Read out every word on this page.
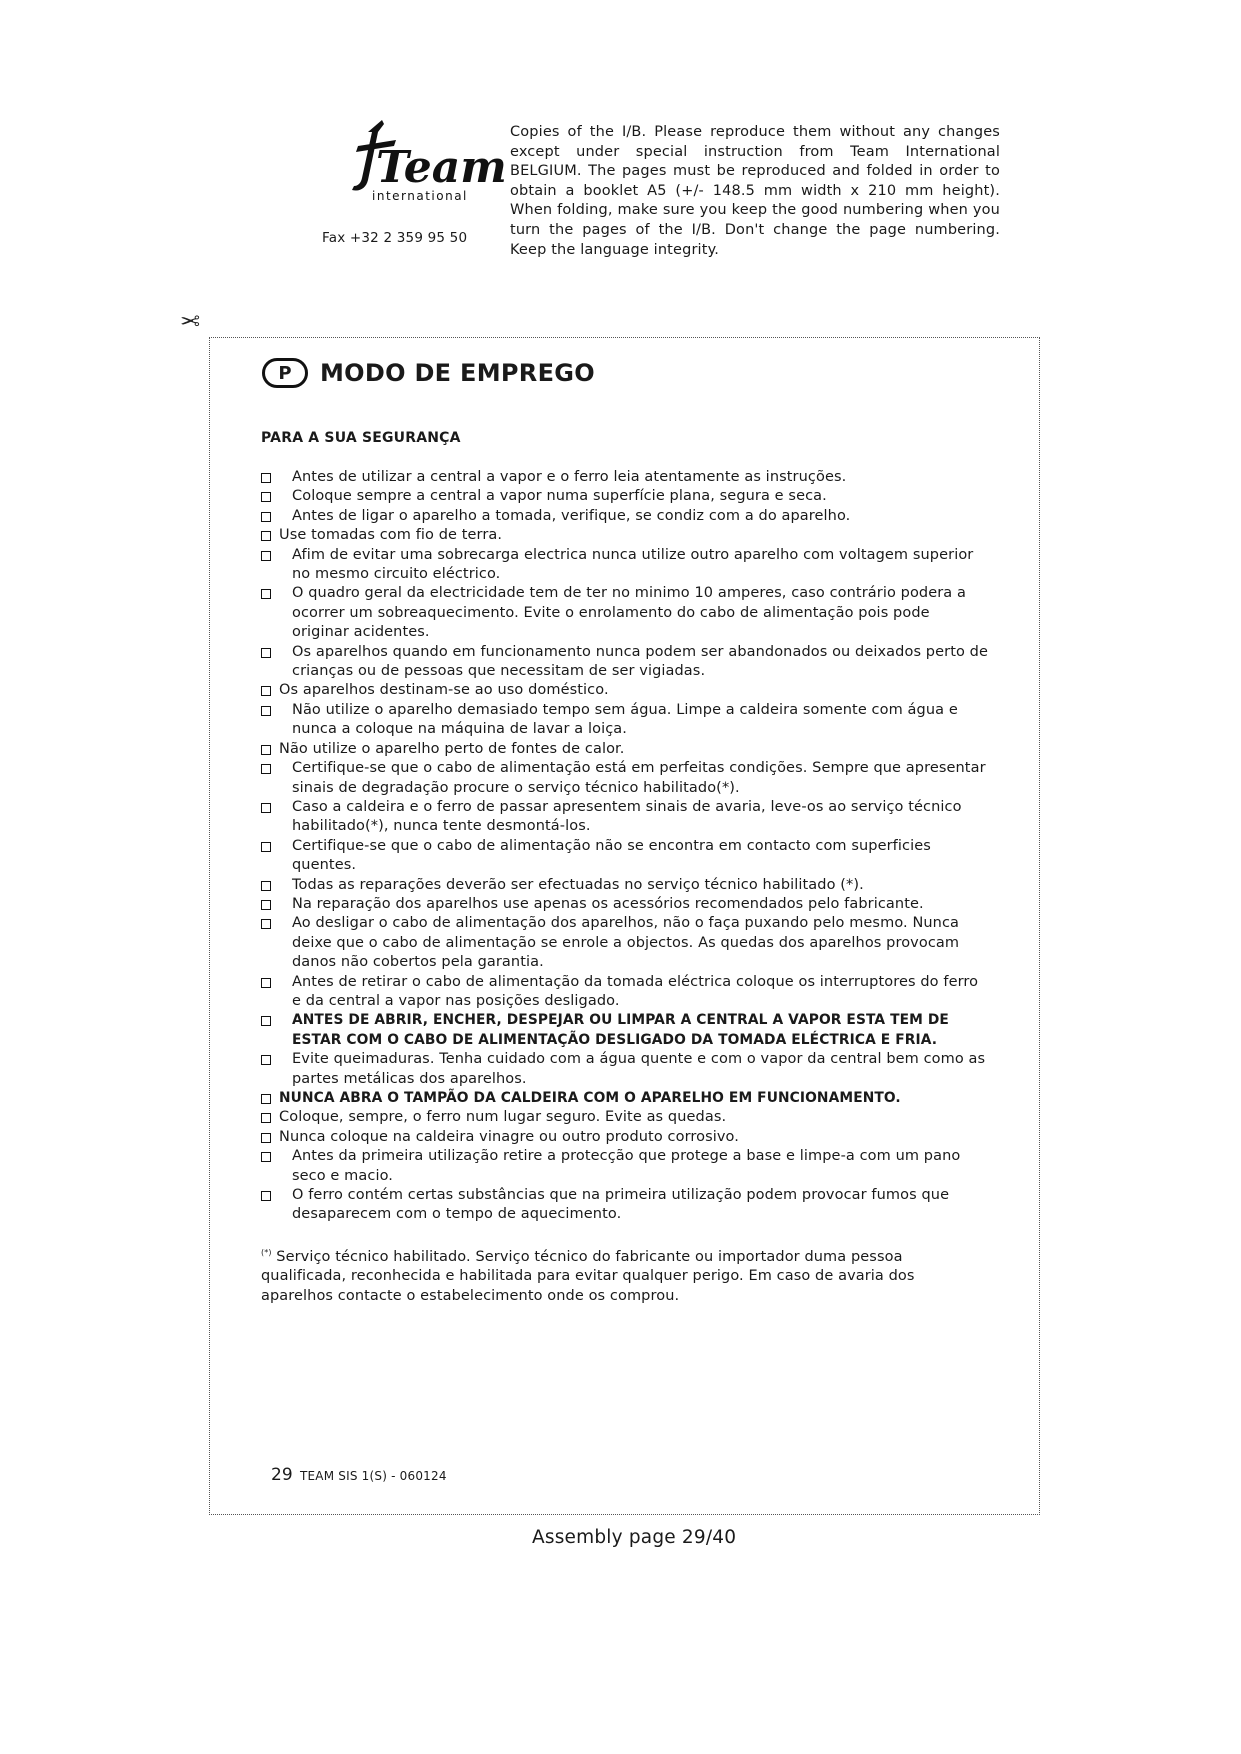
Team
international
Fax +32 2 359 95 50
Copies of the I/B. Please reproduce them without any changes except under special instruction from Team International BELGIUM. The pages must be reproduced and folded in order to obtain a booklet A5 (+/- 148.5 mm width x 210 mm height). When folding, make sure you keep the good numbering when you turn the pages of the I/B. Don't change the page numbering. Keep the language integrity.
✂
P	MODO DE EMPREGO
PARA A SUA SEGURANÇA
Antes de utilizar a central a vapor e o ferro leia atentamente as instruções.
Coloque sempre a central a vapor numa superfície plana, segura e seca.
Antes de ligar o aparelho a tomada, verifique, se condiz com a do aparelho.
Use tomadas com fio de terra.
Afim de evitar uma sobrecarga electrica nunca utilize outro aparelho com voltagem superior no mesmo circuito eléctrico.
O quadro geral da electricidade tem de ter no minimo 10 amperes, caso contrário podera a ocorrer um sobreaquecimento. Evite o enrolamento do cabo de alimentação pois pode originar acidentes.
Os aparelhos quando em funcionamento nunca podem ser abandonados ou deixados perto de crianças ou de pessoas que necessitam de ser vigiadas.
Os aparelhos destinam-se ao uso doméstico.
Não utilize o aparelho demasiado tempo sem água. Limpe a caldeira somente com água e nunca a coloque na máquina de lavar a loiça.
Não utilize o aparelho perto de fontes de calor.
Certifique-se que o cabo de alimentação está em perfeitas condições. Sempre que apresentar sinais de degradação procure o serviço técnico habilitado(*).
Caso a caldeira e o ferro de passar apresentem sinais de avaria, leve-os ao serviço técnico habilitado(*), nunca tente desmontá-los.
Certifique-se que o cabo de alimentação não se encontra em contacto com superficies quentes.
Todas as reparações deverão ser efectuadas no serviço técnico habilitado (*).
Na reparação dos aparelhos use apenas os acessórios recomendados pelo fabricante.
Ao desligar o cabo de alimentação dos aparelhos, não o faça puxando pelo mesmo. Nunca deixe que o cabo de alimentação se enrole a objectos. As quedas dos aparelhos provocam danos não cobertos pela garantia.
Antes de retirar o cabo de alimentação da tomada eléctrica coloque os interruptores do ferro e da central a vapor nas posições desligado.
ANTES DE ABRIR, ENCHER, DESPEJAR OU LIMPAR A CENTRAL A VAPOR ESTA TEM DE ESTAR COM O CABO DE ALIMENTAÇÃO DESLIGADO DA TOMADA ELÉCTRICA E FRIA.
Evite queimaduras. Tenha cuidado com a água quente e com o vapor da central bem como as partes metálicas dos aparelhos.
NUNCA ABRA O TAMPÃO DA CALDEIRA COM O APARELHO EM FUNCIONAMENTO.
Coloque, sempre, o ferro num lugar seguro. Evite as quedas.
Nunca coloque na caldeira vinagre ou outro produto corrosivo.
Antes da primeira utilização retire a protecção que protege a base e limpe-a com um pano seco e macio.
O ferro contém certas substâncias que na primeira utilização podem provocar fumos que desaparecem com o tempo de aquecimento.
(*) Serviço técnico habilitado. Serviço técnico do fabricante ou importador duma pessoa qualificada, reconhecida e habilitada para evitar qualquer perigo. Em caso de avaria dos aparelhos contacte o estabelecimento onde os comprou.
29 TEAM SIS 1(S) - 060124
Assembly page 29/40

============

WHAT YOU WILL DO>
Identify every line above with the string "Certifique" in it. Copy those lines.

OUTPUT>
Certifique-se que o cabo de alimentação está em perfeitas condições. Sempre que apresentar sinais de degradação procure o serviço técnico habilitado(*).
Certifique-se que o cabo de alimentação não se encontra em contacto com superficies quentes.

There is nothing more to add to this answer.